-------- Supplied passage

Oxford University Press (OUP)
Title: The management of postherpetic neuralgia
Description:
Summary Postherpetic neuralgia is defined as pain persisting, or recurring, at the site of shingles at least three months after the onset of the acute rash.
Thus defined, at least half of shingles sufferers over the age of 65 years develop postherpetic neuralgia.
In addition to increasing age, less important risk factors for postherpetic neuralgia are pain severity of acute shingles and trigeminal distribution.
Postherpetic neuralgia accounts for 11–15% of all referrals to pain clinics and would, in fact, be far more effectively dealt with in primary care.
Effective treatment of acute shingles by systemic antivirals at the appropriate time may have some effect in reducing the incidence of postherpetic neuralgia, making it easier to treat with tricyclics and greatly reducing scarring (25% of all cases affect the face).
Pre-emptive treatment with low-dose tricyclics (ami- or nor-triptyline 10–25 mg nocte) from the time of diagnosis of acute shingles reduces the incidence of postherpetic neuralgia by about 50%.
Established postherpetic neuralgia should be vigorously treated with adrenergically active tricyclics in a dose rising over two or three weeks from 10–25 mg to 50–75 mg.
Positive relaxation should also be used.
Carbamazepine, like conventional analgesics, is of little or no value.
Failure of tricyclics to effect relief within eight weeks calls for specialist treatment.
North American practitioners in particular believe that some opioids (e.
g.
, oxycodone) may be helpful in otherwise intractable cases.

----------------
-------- Data records

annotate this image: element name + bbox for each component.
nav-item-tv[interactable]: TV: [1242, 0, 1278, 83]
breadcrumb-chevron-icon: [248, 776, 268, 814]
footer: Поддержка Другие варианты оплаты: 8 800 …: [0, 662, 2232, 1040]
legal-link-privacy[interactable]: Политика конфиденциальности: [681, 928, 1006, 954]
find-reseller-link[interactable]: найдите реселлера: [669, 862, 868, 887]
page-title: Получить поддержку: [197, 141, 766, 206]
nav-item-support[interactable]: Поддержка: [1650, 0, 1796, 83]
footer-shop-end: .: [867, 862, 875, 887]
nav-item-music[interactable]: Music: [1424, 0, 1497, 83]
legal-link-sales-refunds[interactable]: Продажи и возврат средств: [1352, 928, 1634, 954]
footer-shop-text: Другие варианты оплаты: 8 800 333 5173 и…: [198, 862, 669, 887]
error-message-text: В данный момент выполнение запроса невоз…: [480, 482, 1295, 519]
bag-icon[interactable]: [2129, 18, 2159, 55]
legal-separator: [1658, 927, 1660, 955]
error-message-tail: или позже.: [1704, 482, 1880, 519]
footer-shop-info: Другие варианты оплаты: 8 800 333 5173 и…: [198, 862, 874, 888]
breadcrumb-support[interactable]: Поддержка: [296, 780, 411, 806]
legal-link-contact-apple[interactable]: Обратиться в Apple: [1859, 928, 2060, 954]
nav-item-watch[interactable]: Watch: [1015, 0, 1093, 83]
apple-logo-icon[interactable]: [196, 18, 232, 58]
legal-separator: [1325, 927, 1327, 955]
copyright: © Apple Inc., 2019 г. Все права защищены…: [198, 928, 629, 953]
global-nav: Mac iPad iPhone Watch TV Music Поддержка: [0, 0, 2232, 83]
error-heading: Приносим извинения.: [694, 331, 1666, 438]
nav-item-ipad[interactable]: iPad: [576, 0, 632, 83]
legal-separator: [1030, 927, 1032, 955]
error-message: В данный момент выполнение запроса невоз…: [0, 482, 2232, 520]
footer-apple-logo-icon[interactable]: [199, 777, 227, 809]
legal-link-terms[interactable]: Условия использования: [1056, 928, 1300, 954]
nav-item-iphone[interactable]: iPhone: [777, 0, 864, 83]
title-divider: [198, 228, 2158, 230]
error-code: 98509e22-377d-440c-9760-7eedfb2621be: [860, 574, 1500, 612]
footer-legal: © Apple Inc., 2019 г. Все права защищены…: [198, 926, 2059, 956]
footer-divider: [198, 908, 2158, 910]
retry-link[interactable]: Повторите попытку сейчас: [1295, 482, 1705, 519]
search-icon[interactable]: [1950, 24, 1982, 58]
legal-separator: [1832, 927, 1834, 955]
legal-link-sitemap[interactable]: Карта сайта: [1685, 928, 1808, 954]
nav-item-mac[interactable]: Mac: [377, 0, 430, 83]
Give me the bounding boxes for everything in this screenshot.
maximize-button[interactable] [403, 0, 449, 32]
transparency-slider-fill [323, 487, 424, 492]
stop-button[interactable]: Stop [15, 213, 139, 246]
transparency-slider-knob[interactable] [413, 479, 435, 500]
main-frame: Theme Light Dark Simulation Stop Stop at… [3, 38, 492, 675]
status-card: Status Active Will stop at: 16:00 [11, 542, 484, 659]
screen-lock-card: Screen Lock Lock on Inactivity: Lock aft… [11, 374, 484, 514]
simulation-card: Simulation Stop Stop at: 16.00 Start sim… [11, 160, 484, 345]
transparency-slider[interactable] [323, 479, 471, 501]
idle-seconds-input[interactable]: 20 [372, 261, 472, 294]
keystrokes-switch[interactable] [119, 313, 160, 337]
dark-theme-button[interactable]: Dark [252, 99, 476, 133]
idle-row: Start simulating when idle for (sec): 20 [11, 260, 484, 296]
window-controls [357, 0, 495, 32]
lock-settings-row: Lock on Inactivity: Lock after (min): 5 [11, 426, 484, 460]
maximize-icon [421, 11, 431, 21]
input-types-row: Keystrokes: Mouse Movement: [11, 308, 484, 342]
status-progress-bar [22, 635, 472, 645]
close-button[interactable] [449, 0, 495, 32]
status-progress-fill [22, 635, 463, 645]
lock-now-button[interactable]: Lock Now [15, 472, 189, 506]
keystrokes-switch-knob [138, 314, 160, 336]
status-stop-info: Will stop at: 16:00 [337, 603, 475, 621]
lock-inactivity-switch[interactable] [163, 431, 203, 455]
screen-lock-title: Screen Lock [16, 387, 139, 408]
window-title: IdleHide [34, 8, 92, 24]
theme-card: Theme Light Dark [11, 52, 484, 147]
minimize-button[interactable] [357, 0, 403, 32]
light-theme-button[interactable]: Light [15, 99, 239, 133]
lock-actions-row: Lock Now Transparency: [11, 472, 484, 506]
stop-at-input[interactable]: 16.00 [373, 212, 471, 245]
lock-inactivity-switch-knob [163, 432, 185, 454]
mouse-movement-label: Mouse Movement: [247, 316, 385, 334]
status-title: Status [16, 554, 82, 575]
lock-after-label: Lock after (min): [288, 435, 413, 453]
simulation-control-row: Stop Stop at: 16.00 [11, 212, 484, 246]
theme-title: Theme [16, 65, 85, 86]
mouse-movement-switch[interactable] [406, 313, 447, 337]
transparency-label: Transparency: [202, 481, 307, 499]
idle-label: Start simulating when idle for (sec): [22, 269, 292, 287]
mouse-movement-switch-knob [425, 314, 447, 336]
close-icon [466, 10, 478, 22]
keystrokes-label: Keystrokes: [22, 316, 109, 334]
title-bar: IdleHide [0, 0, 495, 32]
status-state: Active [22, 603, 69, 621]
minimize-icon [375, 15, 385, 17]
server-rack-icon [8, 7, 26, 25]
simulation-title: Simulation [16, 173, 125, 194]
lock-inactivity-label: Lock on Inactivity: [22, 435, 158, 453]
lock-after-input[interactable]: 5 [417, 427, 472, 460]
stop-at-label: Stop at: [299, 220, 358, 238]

----------------

[Exercise instructions] Render this sentence from the postherpetic neuralgia summary in Spanish: "Carbamazepine, like conventional analgesics, is of little or no value."

[Answer to the exercise] La carbamazepina, al igual que los analgésicos convencionales, tiene poco o ningún valor.